**Supplied data**

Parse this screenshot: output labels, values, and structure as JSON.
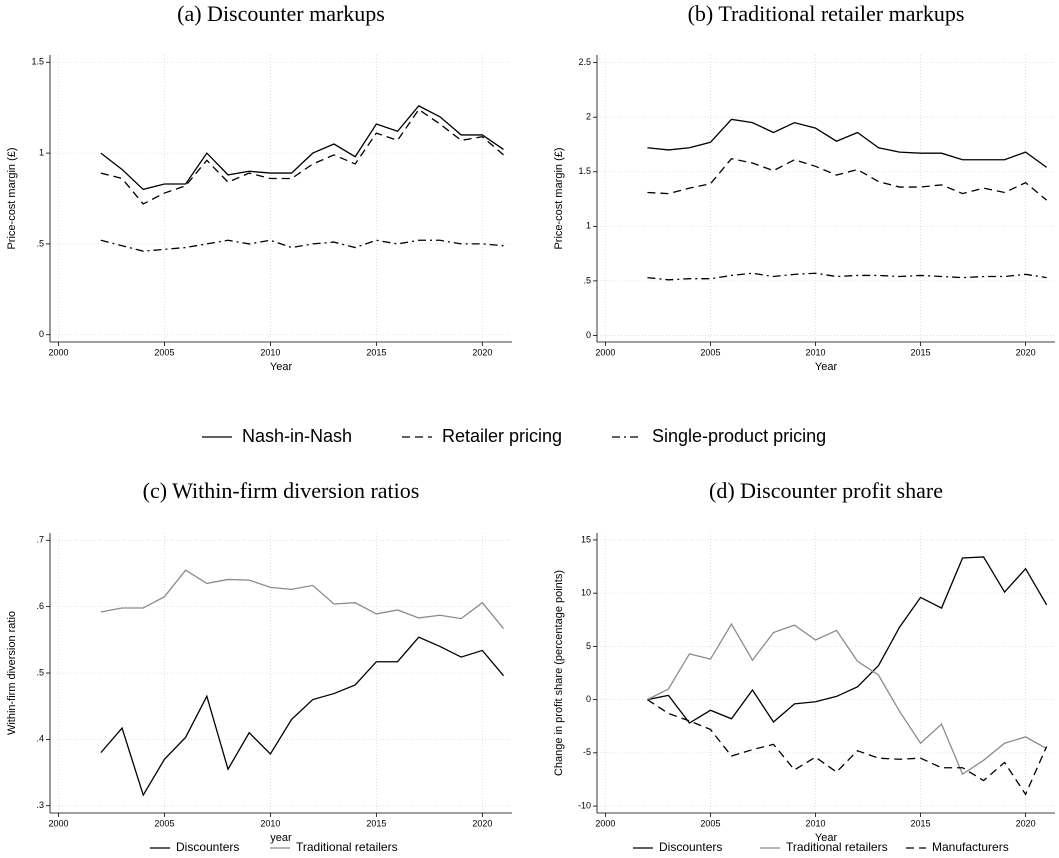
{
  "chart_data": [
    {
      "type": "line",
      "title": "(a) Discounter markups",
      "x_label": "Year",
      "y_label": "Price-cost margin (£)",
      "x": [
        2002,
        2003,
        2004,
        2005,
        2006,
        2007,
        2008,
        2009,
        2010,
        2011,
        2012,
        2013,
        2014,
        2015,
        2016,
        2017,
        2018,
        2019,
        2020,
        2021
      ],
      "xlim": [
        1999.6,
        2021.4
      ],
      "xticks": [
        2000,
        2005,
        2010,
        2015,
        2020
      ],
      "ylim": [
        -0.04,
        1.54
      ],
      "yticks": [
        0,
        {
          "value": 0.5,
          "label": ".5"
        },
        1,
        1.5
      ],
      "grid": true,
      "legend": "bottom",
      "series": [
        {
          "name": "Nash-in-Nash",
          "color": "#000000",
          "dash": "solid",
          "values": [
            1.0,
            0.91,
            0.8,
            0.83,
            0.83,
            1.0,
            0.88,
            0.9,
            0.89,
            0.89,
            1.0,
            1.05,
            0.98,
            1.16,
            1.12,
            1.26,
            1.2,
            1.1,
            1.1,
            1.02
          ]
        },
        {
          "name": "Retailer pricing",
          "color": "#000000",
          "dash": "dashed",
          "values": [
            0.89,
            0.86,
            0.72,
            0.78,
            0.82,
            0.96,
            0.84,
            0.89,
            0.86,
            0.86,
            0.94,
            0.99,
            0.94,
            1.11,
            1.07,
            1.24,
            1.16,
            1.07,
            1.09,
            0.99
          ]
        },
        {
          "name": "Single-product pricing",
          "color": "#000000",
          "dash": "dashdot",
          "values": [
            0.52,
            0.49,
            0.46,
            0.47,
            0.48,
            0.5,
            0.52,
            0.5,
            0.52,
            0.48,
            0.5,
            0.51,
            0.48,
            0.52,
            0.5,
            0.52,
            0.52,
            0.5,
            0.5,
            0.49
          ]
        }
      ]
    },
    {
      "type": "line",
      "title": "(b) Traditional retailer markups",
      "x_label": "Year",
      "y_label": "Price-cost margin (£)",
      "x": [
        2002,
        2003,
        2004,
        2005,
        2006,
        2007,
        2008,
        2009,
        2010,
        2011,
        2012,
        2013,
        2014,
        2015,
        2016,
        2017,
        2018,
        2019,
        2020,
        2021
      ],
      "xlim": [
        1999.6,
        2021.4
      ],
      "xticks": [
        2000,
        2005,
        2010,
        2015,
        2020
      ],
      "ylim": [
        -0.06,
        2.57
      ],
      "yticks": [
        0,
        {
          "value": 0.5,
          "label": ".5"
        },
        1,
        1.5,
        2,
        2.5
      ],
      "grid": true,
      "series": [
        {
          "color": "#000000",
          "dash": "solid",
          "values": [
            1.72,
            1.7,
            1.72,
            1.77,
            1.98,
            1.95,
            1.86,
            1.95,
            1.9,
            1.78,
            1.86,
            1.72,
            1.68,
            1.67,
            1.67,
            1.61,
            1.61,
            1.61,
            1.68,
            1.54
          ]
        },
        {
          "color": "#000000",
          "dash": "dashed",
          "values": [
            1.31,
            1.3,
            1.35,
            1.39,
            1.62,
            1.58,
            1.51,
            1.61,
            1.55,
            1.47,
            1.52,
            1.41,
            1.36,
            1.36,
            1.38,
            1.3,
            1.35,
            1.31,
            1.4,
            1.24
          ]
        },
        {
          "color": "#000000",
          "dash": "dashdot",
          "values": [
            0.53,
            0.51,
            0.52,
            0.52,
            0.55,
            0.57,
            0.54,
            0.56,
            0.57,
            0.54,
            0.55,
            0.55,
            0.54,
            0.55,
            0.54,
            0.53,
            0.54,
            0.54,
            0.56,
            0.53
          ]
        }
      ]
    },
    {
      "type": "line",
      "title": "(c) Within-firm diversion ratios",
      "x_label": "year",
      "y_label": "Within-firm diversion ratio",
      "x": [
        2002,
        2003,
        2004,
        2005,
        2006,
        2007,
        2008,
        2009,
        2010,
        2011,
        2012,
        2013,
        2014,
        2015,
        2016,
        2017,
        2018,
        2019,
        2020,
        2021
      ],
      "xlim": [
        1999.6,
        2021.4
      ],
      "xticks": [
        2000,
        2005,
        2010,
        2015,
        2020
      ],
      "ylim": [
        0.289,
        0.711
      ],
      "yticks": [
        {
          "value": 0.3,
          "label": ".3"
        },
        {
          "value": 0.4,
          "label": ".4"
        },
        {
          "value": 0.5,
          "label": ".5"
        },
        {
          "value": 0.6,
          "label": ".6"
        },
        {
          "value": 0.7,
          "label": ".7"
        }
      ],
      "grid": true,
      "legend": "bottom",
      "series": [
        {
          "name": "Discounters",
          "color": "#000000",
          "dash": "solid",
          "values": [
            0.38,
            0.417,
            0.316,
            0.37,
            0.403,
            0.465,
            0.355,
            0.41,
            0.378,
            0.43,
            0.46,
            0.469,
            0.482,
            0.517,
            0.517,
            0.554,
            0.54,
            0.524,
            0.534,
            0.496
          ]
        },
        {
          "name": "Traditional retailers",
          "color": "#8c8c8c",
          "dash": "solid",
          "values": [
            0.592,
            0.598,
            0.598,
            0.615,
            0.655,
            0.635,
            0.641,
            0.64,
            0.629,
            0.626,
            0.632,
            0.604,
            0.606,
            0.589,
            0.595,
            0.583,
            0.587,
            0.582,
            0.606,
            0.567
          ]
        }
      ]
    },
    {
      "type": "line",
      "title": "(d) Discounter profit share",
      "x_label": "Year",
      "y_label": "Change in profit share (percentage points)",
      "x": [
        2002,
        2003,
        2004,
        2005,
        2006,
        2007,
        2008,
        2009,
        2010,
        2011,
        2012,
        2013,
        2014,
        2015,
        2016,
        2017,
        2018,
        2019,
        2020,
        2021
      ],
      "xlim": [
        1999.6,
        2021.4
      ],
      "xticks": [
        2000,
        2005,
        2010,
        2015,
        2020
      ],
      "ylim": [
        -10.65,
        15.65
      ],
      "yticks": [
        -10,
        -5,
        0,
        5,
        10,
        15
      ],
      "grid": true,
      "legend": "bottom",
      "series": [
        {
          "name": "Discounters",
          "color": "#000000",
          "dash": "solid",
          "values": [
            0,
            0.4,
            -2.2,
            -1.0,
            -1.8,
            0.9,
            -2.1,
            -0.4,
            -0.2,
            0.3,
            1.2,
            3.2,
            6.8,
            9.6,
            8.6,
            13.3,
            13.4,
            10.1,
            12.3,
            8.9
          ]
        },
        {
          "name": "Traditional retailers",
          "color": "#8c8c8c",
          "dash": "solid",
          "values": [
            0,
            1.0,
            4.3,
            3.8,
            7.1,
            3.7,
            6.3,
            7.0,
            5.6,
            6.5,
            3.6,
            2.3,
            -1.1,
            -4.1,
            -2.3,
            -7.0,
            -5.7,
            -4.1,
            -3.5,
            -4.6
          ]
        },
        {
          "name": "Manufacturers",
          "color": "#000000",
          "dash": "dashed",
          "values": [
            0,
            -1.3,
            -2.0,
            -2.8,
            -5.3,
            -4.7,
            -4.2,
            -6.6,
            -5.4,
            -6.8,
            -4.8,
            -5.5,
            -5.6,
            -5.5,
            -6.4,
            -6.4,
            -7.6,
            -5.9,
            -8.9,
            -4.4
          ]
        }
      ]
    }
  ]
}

**Job**
Transcribe the whole listing, character for character, but not its images.

**Written response**
Parse this screenshot: output labels, values, and structure as JSON.
{
  "chart_data": [
    {
      "type": "line",
      "title": "(a) Discounter markups",
      "x_label": "Year",
      "y_label": "Price-cost margin (£)",
      "x": [
        2002,
        2003,
        2004,
        2005,
        2006,
        2007,
        2008,
        2009,
        2010,
        2011,
        2012,
        2013,
        2014,
        2015,
        2016,
        2017,
        2018,
        2019,
        2020,
        2021
      ],
      "xlim": [
        1999.6,
        2021.4
      ],
      "xticks": [
        2000,
        2005,
        2010,
        2015,
        2020
      ],
      "ylim": [
        -0.04,
        1.54
      ],
      "yticks": [
        0,
        {
          "value": 0.5,
          "label": ".5"
        },
        1,
        1.5
      ],
      "grid": true,
      "legend": "bottom",
      "series": [
        {
          "name": "Nash-in-Nash",
          "color": "#000000",
          "dash": "solid",
          "values": [
            1.0,
            0.91,
            0.8,
            0.83,
            0.83,
            1.0,
            0.88,
            0.9,
            0.89,
            0.89,
            1.0,
            1.05,
            0.98,
            1.16,
            1.12,
            1.26,
            1.2,
            1.1,
            1.1,
            1.02
          ]
        },
        {
          "name": "Retailer pricing",
          "color": "#000000",
          "dash": "dashed",
          "values": [
            0.89,
            0.86,
            0.72,
            0.78,
            0.82,
            0.96,
            0.84,
            0.89,
            0.86,
            0.86,
            0.94,
            0.99,
            0.94,
            1.11,
            1.07,
            1.24,
            1.16,
            1.07,
            1.09,
            0.99
          ]
        },
        {
          "name": "Single-product pricing",
          "color": "#000000",
          "dash": "dashdot",
          "values": [
            0.52,
            0.49,
            0.46,
            0.47,
            0.48,
            0.5,
            0.52,
            0.5,
            0.52,
            0.48,
            0.5,
            0.51,
            0.48,
            0.52,
            0.5,
            0.52,
            0.52,
            0.5,
            0.5,
            0.49
          ]
        }
      ]
    },
    {
      "type": "line",
      "title": "(b) Traditional retailer markups",
      "x_label": "Year",
      "y_label": "Price-cost margin (£)",
      "x": [
        2002,
        2003,
        2004,
        2005,
        2006,
        2007,
        2008,
        2009,
        2010,
        2011,
        2012,
        2013,
        2014,
        2015,
        2016,
        2017,
        2018,
        2019,
        2020,
        2021
      ],
      "xlim": [
        1999.6,
        2021.4
      ],
      "xticks": [
        2000,
        2005,
        2010,
        2015,
        2020
      ],
      "ylim": [
        -0.06,
        2.57
      ],
      "yticks": [
        0,
        {
          "value": 0.5,
          "label": ".5"
        },
        1,
        1.5,
        2,
        2.5
      ],
      "grid": true,
      "series": [
        {
          "color": "#000000",
          "dash": "solid",
          "values": [
            1.72,
            1.7,
            1.72,
            1.77,
            1.98,
            1.95,
            1.86,
            1.95,
            1.9,
            1.78,
            1.86,
            1.72,
            1.68,
            1.67,
            1.67,
            1.61,
            1.61,
            1.61,
            1.68,
            1.54
          ]
        },
        {
          "color": "#000000",
          "dash": "dashed",
          "values": [
            1.31,
            1.3,
            1.35,
            1.39,
            1.62,
            1.58,
            1.51,
            1.61,
            1.55,
            1.47,
            1.52,
            1.41,
            1.36,
            1.36,
            1.38,
            1.3,
            1.35,
            1.31,
            1.4,
            1.24
          ]
        },
        {
          "color": "#000000",
          "dash": "dashdot",
          "values": [
            0.53,
            0.51,
            0.52,
            0.52,
            0.55,
            0.57,
            0.54,
            0.56,
            0.57,
            0.54,
            0.55,
            0.55,
            0.54,
            0.55,
            0.54,
            0.53,
            0.54,
            0.54,
            0.56,
            0.53
          ]
        }
      ]
    },
    {
      "type": "line",
      "title": "(c) Within-firm diversion ratios",
      "x_label": "year",
      "y_label": "Within-firm diversion ratio",
      "x": [
        2002,
        2003,
        2004,
        2005,
        2006,
        2007,
        2008,
        2009,
        2010,
        2011,
        2012,
        2013,
        2014,
        2015,
        2016,
        2017,
        2018,
        2019,
        2020,
        2021
      ],
      "xlim": [
        1999.6,
        2021.4
      ],
      "xticks": [
        2000,
        2005,
        2010,
        2015,
        2020
      ],
      "ylim": [
        0.289,
        0.711
      ],
      "yticks": [
        {
          "value": 0.3,
          "label": ".3"
        },
        {
          "value": 0.4,
          "label": ".4"
        },
        {
          "value": 0.5,
          "label": ".5"
        },
        {
          "value": 0.6,
          "label": ".6"
        },
        {
          "value": 0.7,
          "label": ".7"
        }
      ],
      "grid": true,
      "legend": "bottom",
      "series": [
        {
          "name": "Discounters",
          "color": "#000000",
          "dash": "solid",
          "values": [
            0.38,
            0.417,
            0.316,
            0.37,
            0.403,
            0.465,
            0.355,
            0.41,
            0.378,
            0.43,
            0.46,
            0.469,
            0.482,
            0.517,
            0.517,
            0.554,
            0.54,
            0.524,
            0.534,
            0.496
          ]
        },
        {
          "name": "Traditional retailers",
          "color": "#8c8c8c",
          "dash": "solid",
          "values": [
            0.592,
            0.598,
            0.598,
            0.615,
            0.655,
            0.635,
            0.641,
            0.64,
            0.629,
            0.626,
            0.632,
            0.604,
            0.606,
            0.589,
            0.595,
            0.583,
            0.587,
            0.582,
            0.606,
            0.567
          ]
        }
      ]
    },
    {
      "type": "line",
      "title": "(d) Discounter profit share",
      "x_label": "Year",
      "y_label": "Change in profit share (percentage points)",
      "x": [
        2002,
        2003,
        2004,
        2005,
        2006,
        2007,
        2008,
        2009,
        2010,
        2011,
        2012,
        2013,
        2014,
        2015,
        2016,
        2017,
        2018,
        2019,
        2020,
        2021
      ],
      "xlim": [
        1999.6,
        2021.4
      ],
      "xticks": [
        2000,
        2005,
        2010,
        2015,
        2020
      ],
      "ylim": [
        -10.65,
        15.65
      ],
      "yticks": [
        -10,
        -5,
        0,
        5,
        10,
        15
      ],
      "grid": true,
      "legend": "bottom",
      "series": [
        {
          "name": "Discounters",
          "color": "#000000",
          "dash": "solid",
          "values": [
            0,
            0.4,
            -2.2,
            -1.0,
            -1.8,
            0.9,
            -2.1,
            -0.4,
            -0.2,
            0.3,
            1.2,
            3.2,
            6.8,
            9.6,
            8.6,
            13.3,
            13.4,
            10.1,
            12.3,
            8.9
          ]
        },
        {
          "name": "Traditional retailers",
          "color": "#8c8c8c",
          "dash": "solid",
          "values": [
            0,
            1.0,
            4.3,
            3.8,
            7.1,
            3.7,
            6.3,
            7.0,
            5.6,
            6.5,
            3.6,
            2.3,
            -1.1,
            -4.1,
            -2.3,
            -7.0,
            -5.7,
            -4.1,
            -3.5,
            -4.6
          ]
        },
        {
          "name": "Manufacturers",
          "color": "#000000",
          "dash": "dashed",
          "values": [
            0,
            -1.3,
            -2.0,
            -2.8,
            -5.3,
            -4.7,
            -4.2,
            -6.6,
            -5.4,
            -6.8,
            -4.8,
            -5.5,
            -5.6,
            -5.5,
            -6.4,
            -6.4,
            -7.6,
            -5.9,
            -8.9,
            -4.4
          ]
        }
      ]
    }
  ]
}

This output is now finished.